* BEGIN RAW DATA *

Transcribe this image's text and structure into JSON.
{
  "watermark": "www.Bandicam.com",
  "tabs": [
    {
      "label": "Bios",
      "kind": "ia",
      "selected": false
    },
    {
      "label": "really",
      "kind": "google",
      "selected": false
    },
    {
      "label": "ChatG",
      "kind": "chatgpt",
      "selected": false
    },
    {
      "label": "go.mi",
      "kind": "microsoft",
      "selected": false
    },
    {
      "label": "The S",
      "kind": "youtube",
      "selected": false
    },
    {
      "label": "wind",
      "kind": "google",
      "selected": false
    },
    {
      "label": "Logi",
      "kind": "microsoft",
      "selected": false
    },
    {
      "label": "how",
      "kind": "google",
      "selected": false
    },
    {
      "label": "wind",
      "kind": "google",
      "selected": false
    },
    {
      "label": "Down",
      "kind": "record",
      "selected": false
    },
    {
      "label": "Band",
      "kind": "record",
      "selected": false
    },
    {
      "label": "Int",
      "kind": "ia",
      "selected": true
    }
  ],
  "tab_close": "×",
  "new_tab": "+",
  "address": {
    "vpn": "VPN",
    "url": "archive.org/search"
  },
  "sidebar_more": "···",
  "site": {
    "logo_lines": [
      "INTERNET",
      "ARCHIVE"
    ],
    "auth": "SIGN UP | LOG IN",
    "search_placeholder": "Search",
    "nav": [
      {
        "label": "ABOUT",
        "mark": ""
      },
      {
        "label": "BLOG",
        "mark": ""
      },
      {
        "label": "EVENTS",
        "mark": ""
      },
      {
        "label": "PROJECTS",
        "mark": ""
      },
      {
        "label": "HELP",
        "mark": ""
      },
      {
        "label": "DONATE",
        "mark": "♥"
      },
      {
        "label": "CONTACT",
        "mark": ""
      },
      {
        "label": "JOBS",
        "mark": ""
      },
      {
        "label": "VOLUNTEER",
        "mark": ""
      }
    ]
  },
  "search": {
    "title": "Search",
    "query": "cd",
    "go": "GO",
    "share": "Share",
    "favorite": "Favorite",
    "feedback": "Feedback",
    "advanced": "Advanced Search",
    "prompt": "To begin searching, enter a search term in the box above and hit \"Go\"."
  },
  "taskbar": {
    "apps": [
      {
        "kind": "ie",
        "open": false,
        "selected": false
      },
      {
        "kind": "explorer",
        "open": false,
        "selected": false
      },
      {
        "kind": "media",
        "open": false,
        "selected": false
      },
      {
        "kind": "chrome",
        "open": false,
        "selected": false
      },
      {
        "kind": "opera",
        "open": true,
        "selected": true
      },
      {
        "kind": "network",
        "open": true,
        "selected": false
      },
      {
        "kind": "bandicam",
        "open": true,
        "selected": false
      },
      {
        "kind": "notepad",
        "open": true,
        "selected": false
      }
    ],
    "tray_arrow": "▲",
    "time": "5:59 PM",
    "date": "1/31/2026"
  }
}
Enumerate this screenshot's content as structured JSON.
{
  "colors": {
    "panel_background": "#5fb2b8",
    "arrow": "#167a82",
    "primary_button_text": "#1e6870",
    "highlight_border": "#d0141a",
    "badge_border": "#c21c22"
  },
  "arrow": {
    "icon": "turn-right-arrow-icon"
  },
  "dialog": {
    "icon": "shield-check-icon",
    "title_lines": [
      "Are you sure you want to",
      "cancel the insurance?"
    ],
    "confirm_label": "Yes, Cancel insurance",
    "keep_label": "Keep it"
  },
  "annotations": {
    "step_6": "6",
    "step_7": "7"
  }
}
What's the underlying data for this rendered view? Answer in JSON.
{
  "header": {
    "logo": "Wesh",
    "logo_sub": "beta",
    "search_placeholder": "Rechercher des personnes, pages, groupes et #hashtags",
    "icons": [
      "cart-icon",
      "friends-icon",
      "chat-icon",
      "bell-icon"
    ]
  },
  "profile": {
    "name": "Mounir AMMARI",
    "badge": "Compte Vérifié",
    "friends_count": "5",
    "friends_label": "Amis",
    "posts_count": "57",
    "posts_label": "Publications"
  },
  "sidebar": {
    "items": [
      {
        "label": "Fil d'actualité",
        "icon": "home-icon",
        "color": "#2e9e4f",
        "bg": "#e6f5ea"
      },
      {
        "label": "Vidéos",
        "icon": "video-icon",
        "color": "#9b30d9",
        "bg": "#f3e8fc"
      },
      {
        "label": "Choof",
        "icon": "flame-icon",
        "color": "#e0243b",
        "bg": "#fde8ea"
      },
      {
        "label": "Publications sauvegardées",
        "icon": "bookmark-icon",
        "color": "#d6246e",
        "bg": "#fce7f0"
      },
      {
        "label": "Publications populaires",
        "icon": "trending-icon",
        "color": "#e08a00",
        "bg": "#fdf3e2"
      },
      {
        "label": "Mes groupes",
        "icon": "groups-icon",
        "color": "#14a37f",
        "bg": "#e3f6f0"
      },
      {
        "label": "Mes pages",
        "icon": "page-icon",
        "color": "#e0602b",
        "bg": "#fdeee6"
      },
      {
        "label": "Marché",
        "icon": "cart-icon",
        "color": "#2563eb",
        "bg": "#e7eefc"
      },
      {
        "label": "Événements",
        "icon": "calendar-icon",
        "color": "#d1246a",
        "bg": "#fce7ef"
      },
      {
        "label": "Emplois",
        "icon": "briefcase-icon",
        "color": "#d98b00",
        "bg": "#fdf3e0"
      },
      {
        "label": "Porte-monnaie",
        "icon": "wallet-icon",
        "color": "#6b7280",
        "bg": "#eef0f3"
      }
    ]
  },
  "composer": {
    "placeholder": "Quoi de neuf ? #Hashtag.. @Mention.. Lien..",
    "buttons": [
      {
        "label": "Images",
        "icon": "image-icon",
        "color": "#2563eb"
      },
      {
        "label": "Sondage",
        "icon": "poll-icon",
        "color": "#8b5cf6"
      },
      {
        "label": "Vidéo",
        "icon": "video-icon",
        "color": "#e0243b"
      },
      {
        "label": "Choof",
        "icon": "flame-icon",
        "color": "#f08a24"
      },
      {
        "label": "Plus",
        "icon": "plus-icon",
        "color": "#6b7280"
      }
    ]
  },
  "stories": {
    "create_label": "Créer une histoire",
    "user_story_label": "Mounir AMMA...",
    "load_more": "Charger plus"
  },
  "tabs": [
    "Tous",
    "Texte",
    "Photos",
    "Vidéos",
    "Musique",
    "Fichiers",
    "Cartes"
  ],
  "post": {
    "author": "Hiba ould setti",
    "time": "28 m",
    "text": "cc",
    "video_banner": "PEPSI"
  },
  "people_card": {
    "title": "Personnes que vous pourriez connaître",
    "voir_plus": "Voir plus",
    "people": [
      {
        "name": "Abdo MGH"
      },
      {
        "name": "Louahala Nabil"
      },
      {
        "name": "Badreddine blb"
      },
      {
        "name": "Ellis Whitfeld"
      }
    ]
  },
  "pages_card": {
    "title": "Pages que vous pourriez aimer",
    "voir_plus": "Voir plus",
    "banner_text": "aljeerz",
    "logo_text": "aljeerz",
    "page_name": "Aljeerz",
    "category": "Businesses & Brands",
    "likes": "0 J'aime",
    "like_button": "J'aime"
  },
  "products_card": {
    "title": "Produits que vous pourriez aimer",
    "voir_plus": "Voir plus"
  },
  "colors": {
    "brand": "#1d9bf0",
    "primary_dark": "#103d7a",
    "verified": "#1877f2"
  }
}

* END RAW DATA *

WHAT TO WORK ON:
Copy the records above exactly as they appear.

COMPLETED TASK:
Transcribe this image's text and structure into JSON.
{
  "watermark": "www.Bandicam.com",
  "tabs": [
    {
      "label": "Bios",
      "kind": "ia",
      "selected": false
    },
    {
      "label": "really",
      "kind": "google",
      "selected": false
    },
    {
      "label": "ChatG",
      "kind": "chatgpt",
      "selected": false
    },
    {
      "label": "go.mi",
      "kind": "microsoft",
      "selected": false
    },
    {
      "label": "The S",
      "kind": "youtube",
      "selected": false
    },
    {
      "label": "wind",
      "kind": "google",
      "selected": false
    },
    {
      "label": "Logi",
      "kind": "microsoft",
      "selected": false
    },
    {
      "label": "how",
      "kind": "google",
      "selected": false
    },
    {
      "label": "wind",
      "kind": "google",
      "selected": false
    },
    {
      "label": "Down",
      "kind": "record",
      "selected": false
    },
    {
      "label": "Band",
      "kind": "record",
      "selected": false
    },
    {
      "label": "Int",
      "kind": "ia",
      "selected": true
    }
  ],
  "tab_close": "×",
  "new_tab": "+",
  "address": {
    "vpn": "VPN",
    "url": "archive.org/search"
  },
  "sidebar_more": "···",
  "site": {
    "logo_lines": [
      "INTERNET",
      "ARCHIVE"
    ],
    "auth": "SIGN UP | LOG IN",
    "search_placeholder": "Search",
    "nav": [
      {
        "label": "ABOUT",
        "mark": ""
      },
      {
        "label": "BLOG",
        "mark": ""
      },
      {
        "label": "EVENTS",
        "mark": ""
      },
      {
        "label": "PROJECTS",
        "mark": ""
      },
      {
        "label": "HELP",
        "mark": ""
      },
      {
        "label": "DONATE",
        "mark": "♥"
      },
      {
        "label": "CONTACT",
        "mark": ""
      },
      {
        "label": "JOBS",
        "mark": ""
      },
      {
        "label": "VOLUNTEER",
        "mark": ""
      }
    ]
  },
  "search": {
    "title": "Search",
    "query": "cd",
    "go": "GO",
    "share": "Share",
    "favorite": "Favorite",
    "feedback": "Feedback",
    "advanced": "Advanced Search",
    "prompt": "To begin searching, enter a search term in the box above and hit \"Go\"."
  },
  "taskbar": {
    "apps": [
      {
        "kind": "ie",
        "open": false,
        "selected": false
      },
      {
        "kind": "explorer",
        "open": false,
        "selected": false
      },
      {
        "kind": "media",
        "open": false,
        "selected": false
      },
      {
        "kind": "chrome",
        "open": false,
        "selected": false
      },
      {
        "kind": "opera",
        "open": true,
        "selected": true
      },
      {
        "kind": "network",
        "open": true,
        "selected": false
      },
      {
        "kind": "bandicam",
        "open": true,
        "selected": false
      },
      {
        "kind": "notepad",
        "open": true,
        "selected": false
      }
    ],
    "tray_arrow": "▲",
    "time": "5:59 PM",
    "date": "1/31/2026"
  }
}
Enumerate this screenshot's content as structured JSON.
{
  "colors": {
    "panel_background": "#5fb2b8",
    "arrow": "#167a82",
    "primary_button_text": "#1e6870",
    "highlight_border": "#d0141a",
    "badge_border": "#c21c22"
  },
  "arrow": {
    "icon": "turn-right-arrow-icon"
  },
  "dialog": {
    "icon": "shield-check-icon",
    "title_lines": [
      "Are you sure you want to",
      "cancel the insurance?"
    ],
    "confirm_label": "Yes, Cancel insurance",
    "keep_label": "Keep it"
  },
  "annotations": {
    "step_6": "6",
    "step_7": "7"
  }
}
What's the underlying data for this rendered view? Answer in JSON.
{
  "header": {
    "logo": "Wesh",
    "logo_sub": "beta",
    "search_placeholder": "Rechercher des personnes, pages, groupes et #hashtags",
    "icons": [
      "cart-icon",
      "friends-icon",
      "chat-icon",
      "bell-icon"
    ]
  },
  "profile": {
    "name": "Mounir AMMARI",
    "badge": "Compte Vérifié",
    "friends_count": "5",
    "friends_label": "Amis",
    "posts_count": "57",
    "posts_label": "Publications"
  },
  "sidebar": {
    "items": [
      {
        "label": "Fil d'actualité",
        "icon": "home-icon",
        "color": "#2e9e4f",
        "bg": "#e6f5ea"
      },
      {
        "label": "Vidéos",
        "icon": "video-icon",
        "color": "#9b30d9",
        "bg": "#f3e8fc"
      },
      {
        "label": "Choof",
        "icon": "flame-icon",
        "color": "#e0243b",
        "bg": "#fde8ea"
      },
      {
        "label": "Publications sauvegardées",
        "icon": "bookmark-icon",
        "color": "#d6246e",
        "bg": "#fce7f0"
      },
      {
        "label": "Publications populaires",
        "icon": "trending-icon",
        "color": "#e08a00",
        "bg": "#fdf3e2"
      },
      {
        "label": "Mes groupes",
        "icon": "groups-icon",
        "color": "#14a37f",
        "bg": "#e3f6f0"
      },
      {
        "label": "Mes pages",
        "icon": "page-icon",
        "color": "#e0602b",
        "bg": "#fdeee6"
      },
      {
        "label": "Marché",
        "icon": "cart-icon",
        "color": "#2563eb",
        "bg": "#e7eefc"
      },
      {
        "label": "Événements",
        "icon": "calendar-icon",
        "color": "#d1246a",
        "bg": "#fce7ef"
      },
      {
        "label": "Emplois",
        "icon": "briefcase-icon",
        "color": "#d98b00",
        "bg": "#fdf3e0"
      },
      {
        "label": "Porte-monnaie",
        "icon": "wallet-icon",
        "color": "#6b7280",
        "bg": "#eef0f3"
      }
    ]
  },
  "composer": {
    "placeholder": "Quoi de neuf ? #Hashtag.. @Mention.. Lien..",
    "buttons": [
      {
        "label": "Images",
        "icon": "image-icon",
        "color": "#2563eb"
      },
      {
        "label": "Sondage",
        "icon": "poll-icon",
        "color": "#8b5cf6"
      },
      {
        "label": "Vidéo",
        "icon": "video-icon",
        "color": "#e0243b"
      },
      {
        "label": "Choof",
        "icon": "flame-icon",
        "color": "#f08a24"
      },
      {
        "label": "Plus",
        "icon": "plus-icon",
        "color": "#6b7280"
      }
    ]
  },
  "stories": {
    "create_label": "Créer une histoire",
    "user_story_label": "Mounir AMMA...",
    "load_more": "Charger plus"
  },
  "tabs": [
    "Tous",
    "Texte",
    "Photos",
    "Vidéos",
    "Musique",
    "Fichiers",
    "Cartes"
  ],
  "post": {
    "author": "Hiba ould setti",
    "time": "28 m",
    "text": "cc",
    "video_banner": "PEPSI"
  },
  "people_card": {
    "title": "Personnes que vous pourriez connaître",
    "voir_plus": "Voir plus",
    "people": [
      {
        "name": "Abdo MGH"
      },
      {
        "name": "Louahala Nabil"
      },
      {
        "name": "Badreddine blb"
      },
      {
        "name": "Ellis Whitfeld"
      }
    ]
  },
  "pages_card": {
    "title": "Pages que vous pourriez aimer",
    "voir_plus": "Voir plus",
    "banner_text": "aljeerz",
    "logo_text": "aljeerz",
    "page_name": "Aljeerz",
    "category": "Businesses & Brands",
    "likes": "0 J'aime",
    "like_button": "J'aime"
  },
  "products_card": {
    "title": "Produits que vous pourriez aimer",
    "voir_plus": "Voir plus"
  },
  "colors": {
    "brand": "#1d9bf0",
    "primary_dark": "#103d7a",
    "verified": "#1877f2"
  }
}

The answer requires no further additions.